* [Exercise details]:
Count every line below that contains "Если", then state the total with no other output.

◆ ◆ ◆ ◆ ◆ ◆ ◆

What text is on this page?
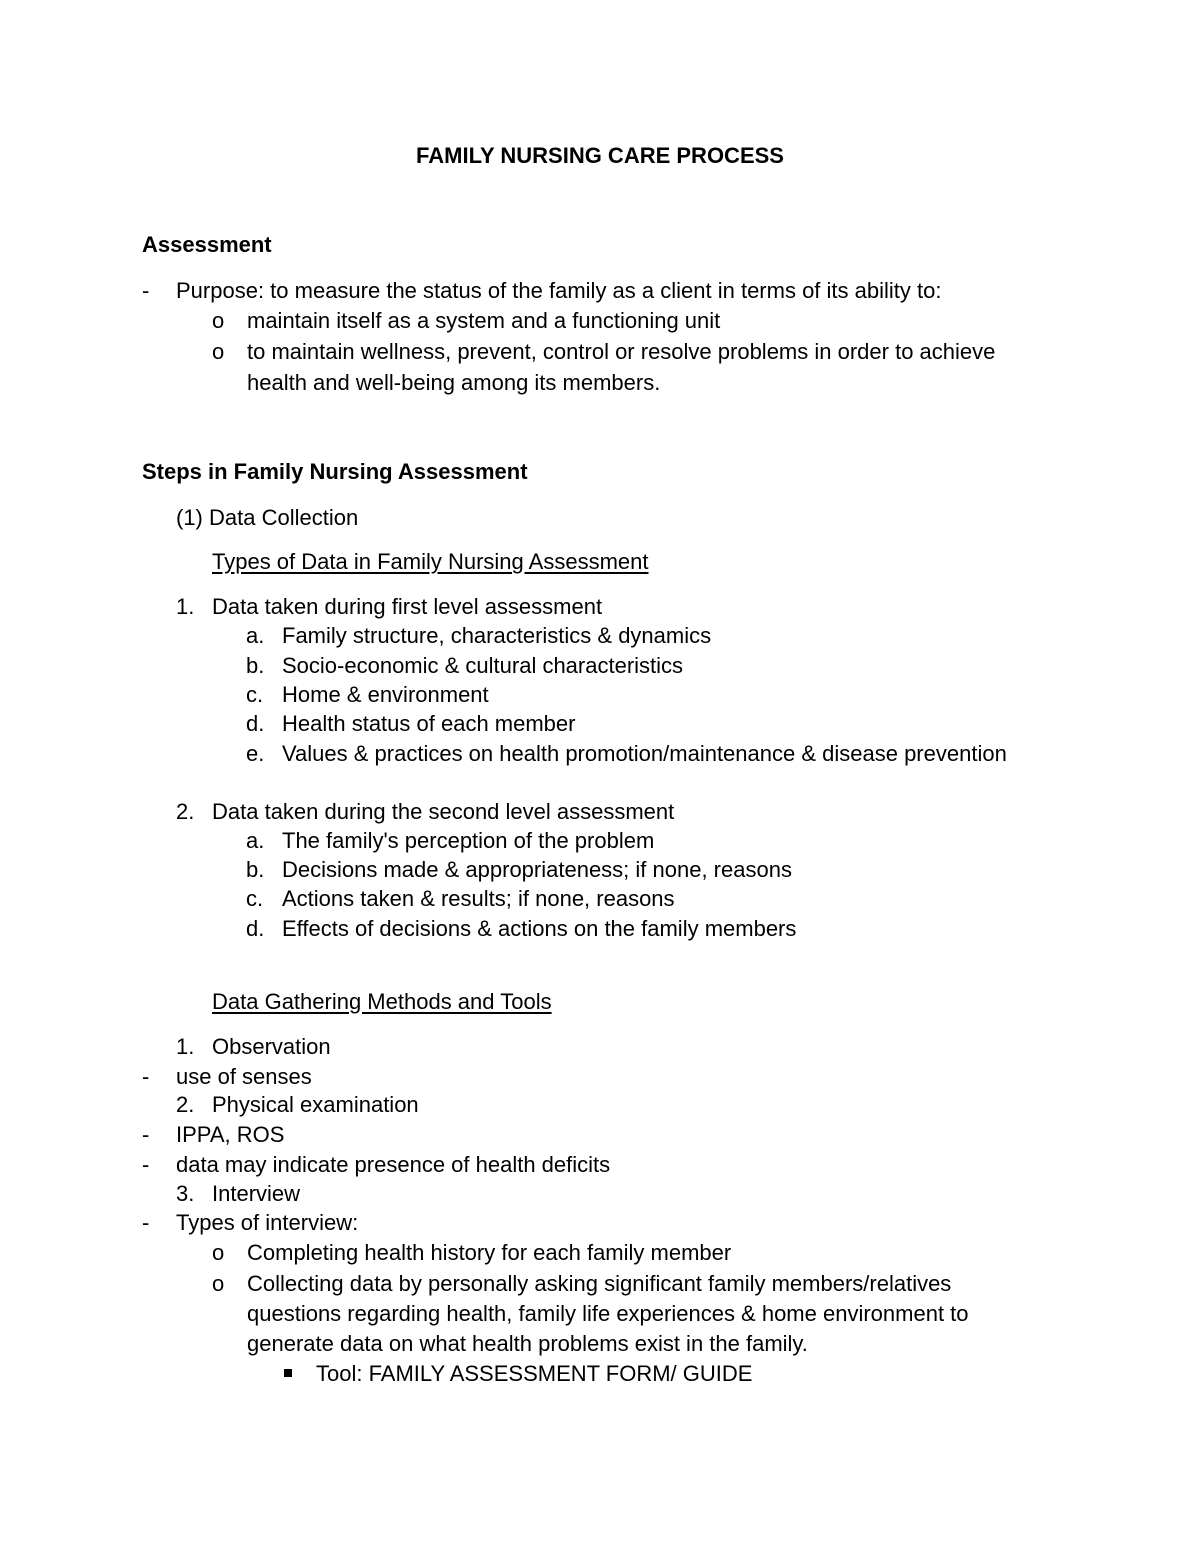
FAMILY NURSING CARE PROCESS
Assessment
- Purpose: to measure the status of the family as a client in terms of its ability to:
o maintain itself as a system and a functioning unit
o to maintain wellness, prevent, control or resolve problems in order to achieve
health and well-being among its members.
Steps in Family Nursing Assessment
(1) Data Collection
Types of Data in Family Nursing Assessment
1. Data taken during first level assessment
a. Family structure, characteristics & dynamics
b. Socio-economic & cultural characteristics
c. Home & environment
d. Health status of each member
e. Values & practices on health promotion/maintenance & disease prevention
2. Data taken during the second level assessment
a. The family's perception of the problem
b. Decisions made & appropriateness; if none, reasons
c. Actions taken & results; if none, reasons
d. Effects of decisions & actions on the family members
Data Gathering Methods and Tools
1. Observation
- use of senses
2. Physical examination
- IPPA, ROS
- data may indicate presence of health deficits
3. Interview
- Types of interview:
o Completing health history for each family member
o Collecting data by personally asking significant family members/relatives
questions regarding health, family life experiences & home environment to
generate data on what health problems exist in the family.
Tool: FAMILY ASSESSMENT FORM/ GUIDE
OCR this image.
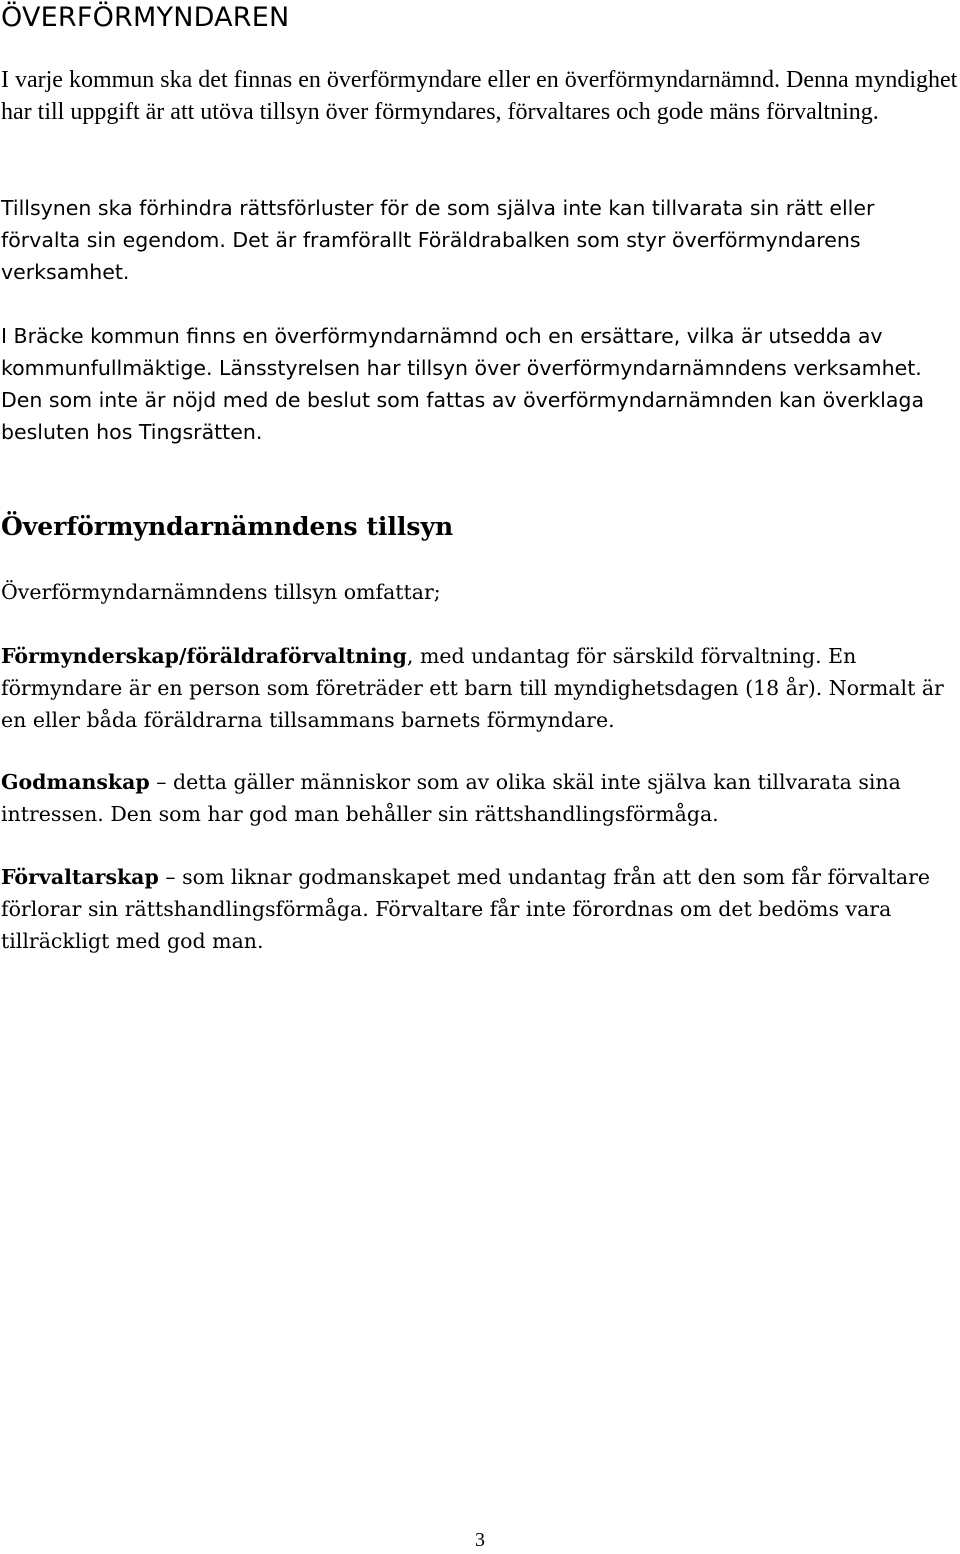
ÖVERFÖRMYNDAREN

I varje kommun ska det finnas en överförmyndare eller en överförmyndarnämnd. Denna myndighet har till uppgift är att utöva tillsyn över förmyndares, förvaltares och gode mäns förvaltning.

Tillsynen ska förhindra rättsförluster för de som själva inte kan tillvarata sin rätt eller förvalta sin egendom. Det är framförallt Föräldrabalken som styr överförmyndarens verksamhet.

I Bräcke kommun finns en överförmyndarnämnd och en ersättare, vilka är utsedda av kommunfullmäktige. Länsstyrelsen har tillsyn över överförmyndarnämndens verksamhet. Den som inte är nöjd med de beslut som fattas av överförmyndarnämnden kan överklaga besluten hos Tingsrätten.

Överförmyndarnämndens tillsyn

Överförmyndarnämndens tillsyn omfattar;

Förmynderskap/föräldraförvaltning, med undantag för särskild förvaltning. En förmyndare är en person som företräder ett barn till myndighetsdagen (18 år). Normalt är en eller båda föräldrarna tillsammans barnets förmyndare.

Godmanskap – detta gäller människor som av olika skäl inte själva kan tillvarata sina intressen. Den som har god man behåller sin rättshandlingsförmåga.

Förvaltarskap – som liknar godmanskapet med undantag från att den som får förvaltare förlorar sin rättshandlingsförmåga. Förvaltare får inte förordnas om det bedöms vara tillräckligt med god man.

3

◆ ◆ ◆ ◆ ◆ ◆ ◆

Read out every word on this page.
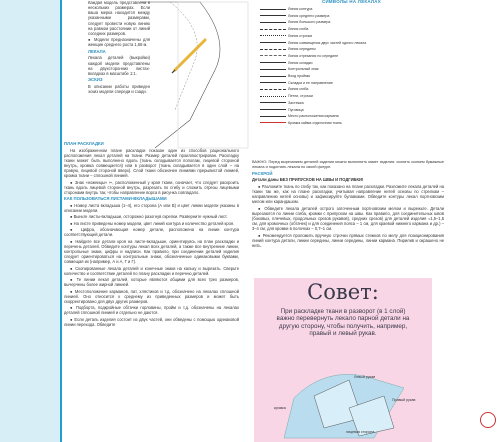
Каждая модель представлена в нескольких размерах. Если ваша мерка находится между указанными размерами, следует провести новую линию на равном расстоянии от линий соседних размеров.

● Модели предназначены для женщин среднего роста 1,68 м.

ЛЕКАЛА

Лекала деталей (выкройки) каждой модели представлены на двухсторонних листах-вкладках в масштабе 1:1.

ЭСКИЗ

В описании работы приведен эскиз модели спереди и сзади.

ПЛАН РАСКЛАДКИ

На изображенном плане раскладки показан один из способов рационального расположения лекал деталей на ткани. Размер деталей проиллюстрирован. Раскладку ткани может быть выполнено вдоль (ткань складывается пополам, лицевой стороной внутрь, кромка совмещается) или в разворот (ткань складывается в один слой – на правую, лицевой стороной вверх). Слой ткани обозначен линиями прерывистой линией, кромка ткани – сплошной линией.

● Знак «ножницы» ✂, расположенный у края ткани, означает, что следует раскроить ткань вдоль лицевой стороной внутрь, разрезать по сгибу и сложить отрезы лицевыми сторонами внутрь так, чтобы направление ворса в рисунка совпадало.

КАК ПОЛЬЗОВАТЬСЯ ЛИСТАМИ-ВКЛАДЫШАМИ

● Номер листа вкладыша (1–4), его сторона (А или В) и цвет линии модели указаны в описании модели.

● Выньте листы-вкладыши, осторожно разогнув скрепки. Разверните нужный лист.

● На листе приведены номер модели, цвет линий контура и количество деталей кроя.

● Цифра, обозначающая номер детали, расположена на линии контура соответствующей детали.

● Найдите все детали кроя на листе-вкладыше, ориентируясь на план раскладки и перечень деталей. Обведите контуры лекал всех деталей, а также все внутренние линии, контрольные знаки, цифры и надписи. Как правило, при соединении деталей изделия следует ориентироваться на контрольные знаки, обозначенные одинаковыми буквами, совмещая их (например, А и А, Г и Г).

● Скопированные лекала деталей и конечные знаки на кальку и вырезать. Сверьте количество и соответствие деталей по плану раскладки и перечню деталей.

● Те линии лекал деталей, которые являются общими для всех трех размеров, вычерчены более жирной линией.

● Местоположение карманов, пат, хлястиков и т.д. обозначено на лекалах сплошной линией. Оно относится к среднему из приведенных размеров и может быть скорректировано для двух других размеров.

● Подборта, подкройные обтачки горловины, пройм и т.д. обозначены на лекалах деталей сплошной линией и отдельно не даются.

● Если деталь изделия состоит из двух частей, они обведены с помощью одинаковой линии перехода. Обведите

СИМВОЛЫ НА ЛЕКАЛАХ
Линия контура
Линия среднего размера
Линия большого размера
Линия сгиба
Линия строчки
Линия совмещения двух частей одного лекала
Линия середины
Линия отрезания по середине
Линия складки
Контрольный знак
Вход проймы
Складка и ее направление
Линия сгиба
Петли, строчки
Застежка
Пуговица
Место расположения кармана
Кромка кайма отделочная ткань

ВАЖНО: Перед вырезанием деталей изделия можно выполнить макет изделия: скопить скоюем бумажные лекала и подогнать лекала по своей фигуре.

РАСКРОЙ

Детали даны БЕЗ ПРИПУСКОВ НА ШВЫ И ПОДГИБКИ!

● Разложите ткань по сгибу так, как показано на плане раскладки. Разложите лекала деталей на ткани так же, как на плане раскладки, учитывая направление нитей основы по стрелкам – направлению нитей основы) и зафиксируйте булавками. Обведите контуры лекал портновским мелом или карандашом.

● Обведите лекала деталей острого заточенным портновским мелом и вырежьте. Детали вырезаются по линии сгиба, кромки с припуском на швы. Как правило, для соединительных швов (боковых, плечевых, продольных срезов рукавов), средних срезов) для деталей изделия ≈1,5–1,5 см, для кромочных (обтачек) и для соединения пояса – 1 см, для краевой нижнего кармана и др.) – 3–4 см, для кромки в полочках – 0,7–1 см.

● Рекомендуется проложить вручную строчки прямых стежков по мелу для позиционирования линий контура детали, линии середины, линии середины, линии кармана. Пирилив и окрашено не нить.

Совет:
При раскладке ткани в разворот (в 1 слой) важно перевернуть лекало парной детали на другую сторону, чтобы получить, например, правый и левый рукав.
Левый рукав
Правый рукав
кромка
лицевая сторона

◆ ◆ ◆ ◆ ◆ ◆ ◆

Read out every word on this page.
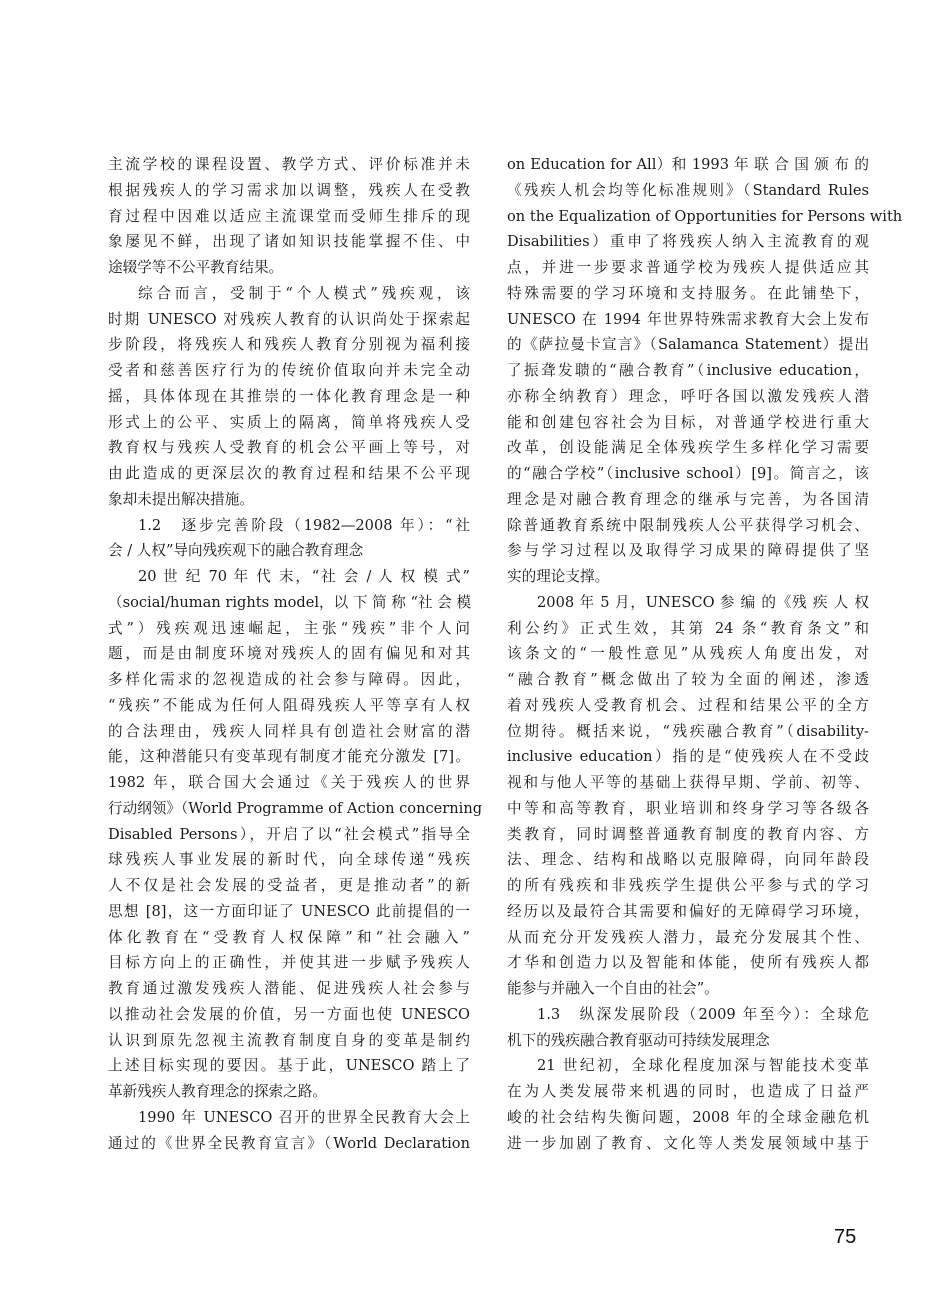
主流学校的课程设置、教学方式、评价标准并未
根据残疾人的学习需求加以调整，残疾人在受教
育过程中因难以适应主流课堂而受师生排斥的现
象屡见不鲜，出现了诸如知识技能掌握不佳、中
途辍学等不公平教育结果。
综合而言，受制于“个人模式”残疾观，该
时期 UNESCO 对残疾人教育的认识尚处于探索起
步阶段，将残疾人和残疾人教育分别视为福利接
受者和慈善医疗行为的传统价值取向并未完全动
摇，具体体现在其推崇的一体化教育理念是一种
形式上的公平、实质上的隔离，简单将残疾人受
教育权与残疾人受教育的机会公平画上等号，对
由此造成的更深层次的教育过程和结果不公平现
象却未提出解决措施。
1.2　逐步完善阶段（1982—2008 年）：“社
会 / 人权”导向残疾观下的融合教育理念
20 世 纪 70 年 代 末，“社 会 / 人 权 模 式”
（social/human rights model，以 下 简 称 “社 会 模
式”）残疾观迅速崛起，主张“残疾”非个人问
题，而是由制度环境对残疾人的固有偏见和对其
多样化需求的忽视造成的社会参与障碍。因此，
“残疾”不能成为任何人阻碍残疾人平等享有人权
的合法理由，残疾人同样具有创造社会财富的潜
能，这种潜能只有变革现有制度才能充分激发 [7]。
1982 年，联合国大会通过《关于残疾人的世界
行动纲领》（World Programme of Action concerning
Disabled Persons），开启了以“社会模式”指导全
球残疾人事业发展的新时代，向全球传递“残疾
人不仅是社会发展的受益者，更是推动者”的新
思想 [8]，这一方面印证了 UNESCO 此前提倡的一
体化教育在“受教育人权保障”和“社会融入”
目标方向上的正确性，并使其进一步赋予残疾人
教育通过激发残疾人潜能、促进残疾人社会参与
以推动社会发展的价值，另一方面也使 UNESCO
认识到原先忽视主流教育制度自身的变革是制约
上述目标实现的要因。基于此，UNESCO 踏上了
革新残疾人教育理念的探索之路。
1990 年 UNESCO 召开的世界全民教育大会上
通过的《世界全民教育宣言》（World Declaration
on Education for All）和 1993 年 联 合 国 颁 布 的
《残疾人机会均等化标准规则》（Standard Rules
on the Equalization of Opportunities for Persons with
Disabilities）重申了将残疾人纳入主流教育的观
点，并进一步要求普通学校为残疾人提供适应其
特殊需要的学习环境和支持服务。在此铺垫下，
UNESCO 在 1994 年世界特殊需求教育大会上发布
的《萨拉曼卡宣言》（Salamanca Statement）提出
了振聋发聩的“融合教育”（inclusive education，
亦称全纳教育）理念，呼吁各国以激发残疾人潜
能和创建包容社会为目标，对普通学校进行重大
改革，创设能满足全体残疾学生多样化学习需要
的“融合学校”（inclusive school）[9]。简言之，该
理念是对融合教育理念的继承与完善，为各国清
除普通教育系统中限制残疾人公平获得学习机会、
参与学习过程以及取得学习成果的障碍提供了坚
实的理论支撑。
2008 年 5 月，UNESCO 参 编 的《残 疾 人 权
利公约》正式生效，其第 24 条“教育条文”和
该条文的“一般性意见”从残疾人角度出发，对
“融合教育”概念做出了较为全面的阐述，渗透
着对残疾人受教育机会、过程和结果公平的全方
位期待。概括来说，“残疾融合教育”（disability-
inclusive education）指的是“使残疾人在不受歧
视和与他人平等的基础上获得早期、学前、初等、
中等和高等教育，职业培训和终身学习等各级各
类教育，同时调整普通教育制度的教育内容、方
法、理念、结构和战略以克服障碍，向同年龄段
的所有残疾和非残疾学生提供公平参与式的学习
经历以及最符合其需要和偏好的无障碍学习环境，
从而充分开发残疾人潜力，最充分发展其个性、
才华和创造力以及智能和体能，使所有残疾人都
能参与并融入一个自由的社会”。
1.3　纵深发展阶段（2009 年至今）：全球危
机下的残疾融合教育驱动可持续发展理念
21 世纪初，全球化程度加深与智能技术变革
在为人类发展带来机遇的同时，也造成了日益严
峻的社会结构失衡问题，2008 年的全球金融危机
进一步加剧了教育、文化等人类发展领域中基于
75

◆ ◆ ◆ ◆ ◆ ◆ ◆

* [Written response]:
2